* RECORDED INFORMATION:

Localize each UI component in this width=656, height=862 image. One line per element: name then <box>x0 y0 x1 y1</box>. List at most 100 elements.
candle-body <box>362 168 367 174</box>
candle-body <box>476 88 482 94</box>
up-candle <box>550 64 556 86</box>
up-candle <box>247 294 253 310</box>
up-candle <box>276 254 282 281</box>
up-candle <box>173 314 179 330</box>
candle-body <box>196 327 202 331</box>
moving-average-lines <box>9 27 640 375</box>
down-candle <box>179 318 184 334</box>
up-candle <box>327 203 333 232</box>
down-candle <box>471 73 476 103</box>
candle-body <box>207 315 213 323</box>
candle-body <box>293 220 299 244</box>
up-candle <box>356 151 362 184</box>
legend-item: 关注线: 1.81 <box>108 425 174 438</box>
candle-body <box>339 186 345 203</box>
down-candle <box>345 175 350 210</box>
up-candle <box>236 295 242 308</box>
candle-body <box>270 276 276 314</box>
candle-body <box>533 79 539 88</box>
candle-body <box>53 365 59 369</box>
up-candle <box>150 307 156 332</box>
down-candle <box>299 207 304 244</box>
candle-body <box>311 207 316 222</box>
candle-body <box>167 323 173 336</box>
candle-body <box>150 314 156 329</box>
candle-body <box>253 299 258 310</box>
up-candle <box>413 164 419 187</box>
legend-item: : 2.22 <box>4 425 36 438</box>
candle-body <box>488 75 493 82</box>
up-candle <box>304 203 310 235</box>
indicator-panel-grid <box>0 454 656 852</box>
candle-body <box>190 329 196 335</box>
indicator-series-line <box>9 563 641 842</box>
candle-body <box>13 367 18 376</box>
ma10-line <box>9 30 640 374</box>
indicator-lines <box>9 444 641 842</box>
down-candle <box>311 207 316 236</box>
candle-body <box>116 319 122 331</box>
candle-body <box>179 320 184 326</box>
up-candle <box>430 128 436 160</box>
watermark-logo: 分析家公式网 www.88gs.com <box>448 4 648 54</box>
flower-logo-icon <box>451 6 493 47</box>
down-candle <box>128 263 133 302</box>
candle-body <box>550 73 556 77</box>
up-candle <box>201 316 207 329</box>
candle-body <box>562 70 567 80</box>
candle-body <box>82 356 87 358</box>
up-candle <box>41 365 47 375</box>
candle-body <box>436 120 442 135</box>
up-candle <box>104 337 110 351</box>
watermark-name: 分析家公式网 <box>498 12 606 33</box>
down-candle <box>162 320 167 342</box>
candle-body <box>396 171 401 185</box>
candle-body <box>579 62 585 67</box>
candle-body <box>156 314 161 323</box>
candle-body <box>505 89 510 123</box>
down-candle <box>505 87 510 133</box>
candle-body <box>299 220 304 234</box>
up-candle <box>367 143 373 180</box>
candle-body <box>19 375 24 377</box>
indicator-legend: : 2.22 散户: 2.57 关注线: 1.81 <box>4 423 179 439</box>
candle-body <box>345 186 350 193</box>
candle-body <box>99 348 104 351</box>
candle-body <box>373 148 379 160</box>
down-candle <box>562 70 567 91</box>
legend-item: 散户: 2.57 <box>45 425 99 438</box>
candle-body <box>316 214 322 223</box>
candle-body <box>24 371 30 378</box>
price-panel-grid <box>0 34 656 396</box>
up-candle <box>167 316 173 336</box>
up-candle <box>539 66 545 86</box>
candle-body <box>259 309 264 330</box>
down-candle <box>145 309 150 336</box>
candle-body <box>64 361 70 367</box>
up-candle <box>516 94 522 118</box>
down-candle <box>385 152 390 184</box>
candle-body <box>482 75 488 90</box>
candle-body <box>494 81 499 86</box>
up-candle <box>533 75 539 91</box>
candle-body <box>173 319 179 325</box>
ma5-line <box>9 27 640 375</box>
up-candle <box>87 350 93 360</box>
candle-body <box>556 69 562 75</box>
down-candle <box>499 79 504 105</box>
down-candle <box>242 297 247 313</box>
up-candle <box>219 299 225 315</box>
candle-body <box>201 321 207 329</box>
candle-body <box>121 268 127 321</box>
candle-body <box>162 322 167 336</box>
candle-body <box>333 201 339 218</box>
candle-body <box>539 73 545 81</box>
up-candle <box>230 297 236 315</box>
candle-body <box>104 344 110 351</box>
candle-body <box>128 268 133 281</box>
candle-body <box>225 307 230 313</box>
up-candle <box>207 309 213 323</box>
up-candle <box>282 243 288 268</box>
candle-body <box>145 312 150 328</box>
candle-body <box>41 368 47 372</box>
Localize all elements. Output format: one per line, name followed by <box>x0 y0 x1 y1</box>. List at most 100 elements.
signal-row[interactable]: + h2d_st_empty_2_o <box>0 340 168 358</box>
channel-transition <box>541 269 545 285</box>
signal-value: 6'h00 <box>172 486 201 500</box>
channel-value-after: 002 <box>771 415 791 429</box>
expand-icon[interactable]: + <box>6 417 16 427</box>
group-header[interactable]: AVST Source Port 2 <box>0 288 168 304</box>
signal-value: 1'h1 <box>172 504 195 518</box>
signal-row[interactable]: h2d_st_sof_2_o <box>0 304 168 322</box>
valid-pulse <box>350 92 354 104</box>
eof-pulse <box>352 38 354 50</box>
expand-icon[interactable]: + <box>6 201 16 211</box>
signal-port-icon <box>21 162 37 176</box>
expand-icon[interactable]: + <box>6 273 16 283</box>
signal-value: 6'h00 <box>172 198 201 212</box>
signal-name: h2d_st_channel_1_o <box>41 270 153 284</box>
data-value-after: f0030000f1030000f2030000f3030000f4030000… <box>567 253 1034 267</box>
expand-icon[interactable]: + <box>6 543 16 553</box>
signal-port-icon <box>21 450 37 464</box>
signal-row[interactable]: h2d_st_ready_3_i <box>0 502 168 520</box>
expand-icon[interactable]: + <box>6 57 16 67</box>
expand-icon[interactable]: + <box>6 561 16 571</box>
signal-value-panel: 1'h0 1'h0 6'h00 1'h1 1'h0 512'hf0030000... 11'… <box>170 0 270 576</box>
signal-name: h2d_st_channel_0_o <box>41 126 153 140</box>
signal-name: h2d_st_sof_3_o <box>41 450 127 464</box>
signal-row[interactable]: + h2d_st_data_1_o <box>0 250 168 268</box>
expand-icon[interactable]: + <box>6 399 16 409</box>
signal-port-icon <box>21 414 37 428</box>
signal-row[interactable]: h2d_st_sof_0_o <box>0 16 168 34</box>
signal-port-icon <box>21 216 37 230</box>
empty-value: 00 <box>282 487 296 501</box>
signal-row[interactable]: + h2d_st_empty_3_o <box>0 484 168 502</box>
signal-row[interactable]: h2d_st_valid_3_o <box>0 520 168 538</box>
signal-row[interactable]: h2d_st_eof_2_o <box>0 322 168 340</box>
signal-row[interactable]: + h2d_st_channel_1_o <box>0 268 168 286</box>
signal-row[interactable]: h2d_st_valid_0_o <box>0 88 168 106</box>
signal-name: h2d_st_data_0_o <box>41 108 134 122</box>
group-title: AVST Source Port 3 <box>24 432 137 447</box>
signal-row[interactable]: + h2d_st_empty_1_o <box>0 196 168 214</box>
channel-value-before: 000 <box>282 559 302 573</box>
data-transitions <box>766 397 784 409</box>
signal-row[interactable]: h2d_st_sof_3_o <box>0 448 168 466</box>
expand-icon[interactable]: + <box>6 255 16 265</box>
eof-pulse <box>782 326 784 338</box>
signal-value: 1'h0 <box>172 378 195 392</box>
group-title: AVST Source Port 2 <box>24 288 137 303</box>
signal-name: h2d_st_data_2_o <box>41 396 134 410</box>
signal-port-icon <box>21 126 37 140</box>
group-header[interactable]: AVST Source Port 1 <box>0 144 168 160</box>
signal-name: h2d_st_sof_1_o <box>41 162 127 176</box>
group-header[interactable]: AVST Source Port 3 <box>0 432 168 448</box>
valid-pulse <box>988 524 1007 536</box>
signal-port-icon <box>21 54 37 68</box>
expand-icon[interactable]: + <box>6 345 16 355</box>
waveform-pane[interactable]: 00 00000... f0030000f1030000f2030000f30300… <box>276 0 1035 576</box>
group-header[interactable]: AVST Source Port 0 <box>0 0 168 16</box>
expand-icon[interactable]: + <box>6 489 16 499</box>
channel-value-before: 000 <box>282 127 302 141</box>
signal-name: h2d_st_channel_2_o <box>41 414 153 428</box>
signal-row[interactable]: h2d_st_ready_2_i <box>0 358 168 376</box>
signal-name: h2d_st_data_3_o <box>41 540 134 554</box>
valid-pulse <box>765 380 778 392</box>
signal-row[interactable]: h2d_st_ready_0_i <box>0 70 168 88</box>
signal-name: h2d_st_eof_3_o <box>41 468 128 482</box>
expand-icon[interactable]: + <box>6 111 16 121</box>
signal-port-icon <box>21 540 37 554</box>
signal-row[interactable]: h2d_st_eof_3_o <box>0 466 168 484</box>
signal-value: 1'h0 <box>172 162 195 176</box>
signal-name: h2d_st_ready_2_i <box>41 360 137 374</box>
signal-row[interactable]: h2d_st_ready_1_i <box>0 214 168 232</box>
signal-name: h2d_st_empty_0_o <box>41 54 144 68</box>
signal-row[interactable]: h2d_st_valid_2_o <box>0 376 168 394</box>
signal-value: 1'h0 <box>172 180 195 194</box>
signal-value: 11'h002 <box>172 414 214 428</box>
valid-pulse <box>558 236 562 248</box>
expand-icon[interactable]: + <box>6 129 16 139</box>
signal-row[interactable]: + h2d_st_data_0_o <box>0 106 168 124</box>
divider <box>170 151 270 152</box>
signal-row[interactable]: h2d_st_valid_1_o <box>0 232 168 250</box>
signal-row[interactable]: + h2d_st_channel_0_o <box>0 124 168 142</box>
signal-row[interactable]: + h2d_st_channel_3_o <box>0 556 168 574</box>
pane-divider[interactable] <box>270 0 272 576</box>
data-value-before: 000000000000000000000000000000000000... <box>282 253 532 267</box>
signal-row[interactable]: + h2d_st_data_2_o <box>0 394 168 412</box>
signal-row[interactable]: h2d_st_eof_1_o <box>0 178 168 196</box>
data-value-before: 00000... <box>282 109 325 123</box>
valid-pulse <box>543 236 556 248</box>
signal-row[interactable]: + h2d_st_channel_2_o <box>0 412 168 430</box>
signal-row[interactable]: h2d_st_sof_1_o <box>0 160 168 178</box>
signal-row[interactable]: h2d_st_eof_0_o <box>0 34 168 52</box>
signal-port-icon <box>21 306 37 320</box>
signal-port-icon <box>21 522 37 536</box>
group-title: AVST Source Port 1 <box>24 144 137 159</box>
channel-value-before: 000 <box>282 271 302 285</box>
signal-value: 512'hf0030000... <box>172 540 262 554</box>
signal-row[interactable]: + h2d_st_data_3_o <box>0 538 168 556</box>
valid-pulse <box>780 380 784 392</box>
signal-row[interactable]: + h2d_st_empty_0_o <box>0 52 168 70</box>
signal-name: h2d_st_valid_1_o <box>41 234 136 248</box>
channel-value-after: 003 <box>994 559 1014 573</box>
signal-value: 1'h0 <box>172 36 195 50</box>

* WHAT TO DO: Reproduce the records above unchanged, from their first line through the line holding "up-candle <box>201 316 207 329</box>", with both of those lines included.

* RESULT FOR THIS TASK:
Localize each UI component in this width=656, height=862 image. One line per element: name then <box>x0 y0 x1 y1</box>. List at most 100 elements.
candle-body <box>362 168 367 174</box>
candle-body <box>476 88 482 94</box>
up-candle <box>550 64 556 86</box>
up-candle <box>247 294 253 310</box>
up-candle <box>276 254 282 281</box>
up-candle <box>173 314 179 330</box>
candle-body <box>196 327 202 331</box>
moving-average-lines <box>9 27 640 375</box>
down-candle <box>179 318 184 334</box>
up-candle <box>327 203 333 232</box>
down-candle <box>471 73 476 103</box>
candle-body <box>207 315 213 323</box>
candle-body <box>293 220 299 244</box>
up-candle <box>356 151 362 184</box>
legend-item: 关注线: 1.81 <box>108 425 174 438</box>
candle-body <box>339 186 345 203</box>
down-candle <box>345 175 350 210</box>
up-candle <box>236 295 242 308</box>
candle-body <box>270 276 276 314</box>
candle-body <box>533 79 539 88</box>
candle-body <box>53 365 59 369</box>
up-candle <box>150 307 156 332</box>
down-candle <box>299 207 304 244</box>
candle-body <box>311 207 316 222</box>
candle-body <box>167 323 173 336</box>
candle-body <box>150 314 156 329</box>
candle-body <box>253 299 258 310</box>
up-candle <box>413 164 419 187</box>
legend-item: : 2.22 <box>4 425 36 438</box>
candle-body <box>488 75 493 82</box>
up-candle <box>304 203 310 235</box>
indicator-panel-grid <box>0 454 656 852</box>
candle-body <box>190 329 196 335</box>
indicator-series-line <box>9 563 641 842</box>
candle-body <box>13 367 18 376</box>
ma10-line <box>9 30 640 374</box>
indicator-lines <box>9 444 641 842</box>
down-candle <box>311 207 316 236</box>
candle-body <box>116 319 122 331</box>
candle-body <box>179 320 184 326</box>
up-candle <box>430 128 436 160</box>
watermark-logo: 分析家公式网 www.88gs.com <box>448 4 648 54</box>
flower-logo-icon <box>451 6 493 47</box>
down-candle <box>128 263 133 302</box>
candle-body <box>550 73 556 77</box>
up-candle <box>201 316 207 329</box>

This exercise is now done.